County attorney takes responsibility for 180 botched cases after first blaming her staff
Maricopa County Attorney Allister Adel in Arizona. Photo from the Maricopa County Attorney’s Office.
Maricopa County Attorney Allister Adel in Arizona has said she takes full responsibility for 180 misdemeanor cases that were dropped because prosecutors failed to file charges before the statute of limitations expired.
Adel’s statement Wednesday is a reversal from earlier remarks in which she blamed a few employees for failing to handle assignments and alert supervisors to issues, the Arizona Republic reports. The newspaper said the cases weren’t filed when supervisors failed to assign them to prosecutors.
“The botched filings—and Adel’s response to them—come as concerns continue over her ability to run the office, which has been under scrutiny since the Republic raised questions in February about her sobriety and physical absences from the office for weeks at a time,” the Arizona Republic reported.
Adel was hospitalized for more than a month in late 2020 after surgery for a brain bleed. She entered rehab last August for treatment of anxiety, alcohol abuse and an eating disorder, according to ABC 15. Five top criminal prosecutors in Adel’s office called for her resignation last month.

Assignment 1: According to the article about Maricopa County Attorney Allister Adel, why were the 180 misdemeanor cases dropped?
Assignment 2: In the Allister Adel article, how many top criminal prosecutors in her office called for her resignation last month?
Assignment 3: List every condition the Allister Adel article says she entered rehab to be treated for.
The data that follows is separate material and unrelated to the article about Allister Adel.

Given information:
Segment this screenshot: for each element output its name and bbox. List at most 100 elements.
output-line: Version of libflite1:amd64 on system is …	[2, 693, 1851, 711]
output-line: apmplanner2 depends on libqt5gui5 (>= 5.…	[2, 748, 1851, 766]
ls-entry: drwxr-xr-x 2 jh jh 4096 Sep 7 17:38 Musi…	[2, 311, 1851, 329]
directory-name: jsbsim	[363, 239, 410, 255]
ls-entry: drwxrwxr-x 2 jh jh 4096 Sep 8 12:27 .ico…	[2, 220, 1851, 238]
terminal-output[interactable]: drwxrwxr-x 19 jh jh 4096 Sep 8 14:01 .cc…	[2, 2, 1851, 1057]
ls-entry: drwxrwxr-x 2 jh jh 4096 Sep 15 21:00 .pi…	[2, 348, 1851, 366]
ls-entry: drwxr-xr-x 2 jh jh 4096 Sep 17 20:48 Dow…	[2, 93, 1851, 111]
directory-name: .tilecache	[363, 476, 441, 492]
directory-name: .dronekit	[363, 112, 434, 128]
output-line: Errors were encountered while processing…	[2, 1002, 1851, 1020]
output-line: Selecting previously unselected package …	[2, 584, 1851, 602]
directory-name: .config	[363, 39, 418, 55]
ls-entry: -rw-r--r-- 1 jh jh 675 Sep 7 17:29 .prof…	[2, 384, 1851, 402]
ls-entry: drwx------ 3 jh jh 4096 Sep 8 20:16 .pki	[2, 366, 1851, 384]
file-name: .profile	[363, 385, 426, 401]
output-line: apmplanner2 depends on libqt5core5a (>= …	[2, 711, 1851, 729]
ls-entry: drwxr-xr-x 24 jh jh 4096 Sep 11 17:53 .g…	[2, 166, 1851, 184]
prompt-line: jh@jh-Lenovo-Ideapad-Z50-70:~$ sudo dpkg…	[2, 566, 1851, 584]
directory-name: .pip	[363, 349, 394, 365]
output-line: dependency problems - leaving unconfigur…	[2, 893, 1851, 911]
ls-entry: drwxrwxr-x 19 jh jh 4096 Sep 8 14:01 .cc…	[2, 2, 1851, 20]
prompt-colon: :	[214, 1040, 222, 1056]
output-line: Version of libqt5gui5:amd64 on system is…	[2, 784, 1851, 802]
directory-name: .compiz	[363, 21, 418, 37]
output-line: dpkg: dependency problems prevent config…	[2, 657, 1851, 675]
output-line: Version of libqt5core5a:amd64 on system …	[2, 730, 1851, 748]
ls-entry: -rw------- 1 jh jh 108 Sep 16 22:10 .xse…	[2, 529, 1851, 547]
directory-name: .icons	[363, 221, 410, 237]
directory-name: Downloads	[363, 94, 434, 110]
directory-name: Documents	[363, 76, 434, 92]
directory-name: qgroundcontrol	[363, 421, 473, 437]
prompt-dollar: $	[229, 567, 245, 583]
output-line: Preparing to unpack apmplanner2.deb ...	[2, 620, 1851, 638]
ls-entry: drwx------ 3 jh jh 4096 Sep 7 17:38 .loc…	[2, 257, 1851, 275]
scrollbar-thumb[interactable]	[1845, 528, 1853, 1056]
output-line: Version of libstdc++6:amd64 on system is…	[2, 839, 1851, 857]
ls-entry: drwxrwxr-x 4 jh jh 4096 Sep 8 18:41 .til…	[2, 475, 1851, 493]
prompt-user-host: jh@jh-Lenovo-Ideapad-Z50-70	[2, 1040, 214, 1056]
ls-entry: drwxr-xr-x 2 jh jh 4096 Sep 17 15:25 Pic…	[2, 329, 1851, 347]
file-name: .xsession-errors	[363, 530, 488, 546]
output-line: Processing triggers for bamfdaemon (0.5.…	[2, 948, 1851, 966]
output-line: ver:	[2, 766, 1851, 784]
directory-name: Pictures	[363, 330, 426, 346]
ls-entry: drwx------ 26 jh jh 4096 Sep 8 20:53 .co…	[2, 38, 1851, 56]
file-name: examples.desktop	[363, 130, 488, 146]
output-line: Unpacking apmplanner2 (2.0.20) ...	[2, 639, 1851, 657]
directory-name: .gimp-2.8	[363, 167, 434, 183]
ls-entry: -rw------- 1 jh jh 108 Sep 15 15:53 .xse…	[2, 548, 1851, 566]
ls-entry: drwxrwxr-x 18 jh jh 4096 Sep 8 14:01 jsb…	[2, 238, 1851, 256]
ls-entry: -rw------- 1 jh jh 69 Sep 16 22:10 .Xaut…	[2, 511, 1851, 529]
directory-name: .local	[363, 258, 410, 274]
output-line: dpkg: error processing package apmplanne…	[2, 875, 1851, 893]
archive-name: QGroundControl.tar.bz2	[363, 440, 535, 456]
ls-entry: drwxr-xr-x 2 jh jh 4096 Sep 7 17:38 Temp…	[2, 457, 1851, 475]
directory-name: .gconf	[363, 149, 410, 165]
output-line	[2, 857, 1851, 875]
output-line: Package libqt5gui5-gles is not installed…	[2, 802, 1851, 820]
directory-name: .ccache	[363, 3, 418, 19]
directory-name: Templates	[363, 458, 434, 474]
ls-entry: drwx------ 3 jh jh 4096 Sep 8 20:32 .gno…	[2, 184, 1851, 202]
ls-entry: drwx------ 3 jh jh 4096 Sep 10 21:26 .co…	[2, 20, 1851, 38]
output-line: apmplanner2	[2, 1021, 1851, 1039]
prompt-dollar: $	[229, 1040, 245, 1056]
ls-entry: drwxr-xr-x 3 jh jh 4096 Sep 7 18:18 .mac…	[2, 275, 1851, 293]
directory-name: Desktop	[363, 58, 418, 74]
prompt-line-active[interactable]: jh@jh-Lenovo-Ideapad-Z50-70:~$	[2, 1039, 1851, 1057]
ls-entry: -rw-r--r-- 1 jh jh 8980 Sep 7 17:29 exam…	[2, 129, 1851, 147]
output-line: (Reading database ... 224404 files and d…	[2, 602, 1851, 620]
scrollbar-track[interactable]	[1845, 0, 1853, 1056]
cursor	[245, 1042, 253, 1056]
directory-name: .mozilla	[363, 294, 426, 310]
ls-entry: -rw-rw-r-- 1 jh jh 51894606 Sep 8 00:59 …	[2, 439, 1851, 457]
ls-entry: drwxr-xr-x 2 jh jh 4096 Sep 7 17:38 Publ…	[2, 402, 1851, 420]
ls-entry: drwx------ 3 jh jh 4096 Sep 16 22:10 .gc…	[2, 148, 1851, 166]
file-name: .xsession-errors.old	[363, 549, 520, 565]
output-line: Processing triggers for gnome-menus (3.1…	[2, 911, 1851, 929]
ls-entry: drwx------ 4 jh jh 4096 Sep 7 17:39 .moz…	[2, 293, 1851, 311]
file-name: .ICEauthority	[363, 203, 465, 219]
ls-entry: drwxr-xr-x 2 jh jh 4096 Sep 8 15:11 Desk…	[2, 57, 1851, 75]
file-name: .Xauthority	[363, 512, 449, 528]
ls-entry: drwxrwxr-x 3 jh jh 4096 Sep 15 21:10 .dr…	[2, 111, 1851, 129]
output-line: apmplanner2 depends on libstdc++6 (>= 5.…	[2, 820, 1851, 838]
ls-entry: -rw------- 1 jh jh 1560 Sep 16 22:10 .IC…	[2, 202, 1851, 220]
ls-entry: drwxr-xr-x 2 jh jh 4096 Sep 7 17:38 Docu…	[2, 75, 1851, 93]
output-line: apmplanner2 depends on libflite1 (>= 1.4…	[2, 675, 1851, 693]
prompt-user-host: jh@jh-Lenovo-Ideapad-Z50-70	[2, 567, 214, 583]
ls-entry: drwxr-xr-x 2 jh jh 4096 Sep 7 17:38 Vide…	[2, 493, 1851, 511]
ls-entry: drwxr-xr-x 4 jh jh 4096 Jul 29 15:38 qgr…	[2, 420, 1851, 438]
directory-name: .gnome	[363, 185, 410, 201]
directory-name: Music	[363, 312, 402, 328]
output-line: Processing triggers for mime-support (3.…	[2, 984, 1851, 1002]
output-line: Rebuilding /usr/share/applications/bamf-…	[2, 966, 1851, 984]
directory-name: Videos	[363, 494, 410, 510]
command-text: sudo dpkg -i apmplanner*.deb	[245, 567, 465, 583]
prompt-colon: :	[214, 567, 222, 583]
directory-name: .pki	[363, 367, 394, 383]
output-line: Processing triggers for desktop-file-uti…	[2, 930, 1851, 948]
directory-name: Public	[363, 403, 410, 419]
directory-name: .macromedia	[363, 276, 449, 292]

Final answer 1: They were dropped because prosecutors failed to file charges before the statute of limitations expired. The Arizona Republic said the cases weren't filed when supervisors failed to assign them to prosecutors.

Final answer 2: Five.

Final answer 3:
- Anxiety
- Alcohol abuse
- An eating disorder